### Exercise details
Type out every line below exactly as it reads.

☆ ☆ ☆ ☆ ☆

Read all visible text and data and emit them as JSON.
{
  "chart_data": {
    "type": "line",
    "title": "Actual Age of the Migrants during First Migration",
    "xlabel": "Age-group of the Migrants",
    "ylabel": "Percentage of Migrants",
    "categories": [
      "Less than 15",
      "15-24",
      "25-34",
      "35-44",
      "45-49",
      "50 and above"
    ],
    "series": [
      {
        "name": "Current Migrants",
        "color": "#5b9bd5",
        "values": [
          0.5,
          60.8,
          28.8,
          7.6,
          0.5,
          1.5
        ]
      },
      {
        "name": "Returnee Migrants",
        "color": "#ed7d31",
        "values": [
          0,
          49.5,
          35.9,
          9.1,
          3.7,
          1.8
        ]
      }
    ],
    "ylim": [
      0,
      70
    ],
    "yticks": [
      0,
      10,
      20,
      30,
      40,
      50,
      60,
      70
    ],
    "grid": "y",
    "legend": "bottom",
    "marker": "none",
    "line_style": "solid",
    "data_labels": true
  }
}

☆ ☆ ☆ ☆ ☆

### Complete answer
Read all visible text and data and emit them as JSON.
{
  "chart_data": {
    "type": "line",
    "title": "Actual Age of the Migrants during First Migration",
    "xlabel": "Age-group of the Migrants",
    "ylabel": "Percentage of Migrants",
    "categories": [
      "Less than 15",
      "15-24",
      "25-34",
      "35-44",
      "45-49",
      "50 and above"
    ],
    "series": [
      {
        "name": "Current Migrants",
        "color": "#5b9bd5",
        "values": [
          0.5,
          60.8,
          28.8,
          7.6,
          0.5,
          1.5
        ]
      },
      {
        "name": "Returnee Migrants",
        "color": "#ed7d31",
        "values": [
          0,
          49.5,
          35.9,
          9.1,
          3.7,
          1.8
        ]
      }
    ],
    "ylim": [
      0,
      70
    ],
    "yticks": [
      0,
      10,
      20,
      30,
      40,
      50,
      60,
      70
    ],
    "grid": "y",
    "legend": "bottom",
    "marker": "none",
    "line_style": "solid",
    "data_labels": true
  }
}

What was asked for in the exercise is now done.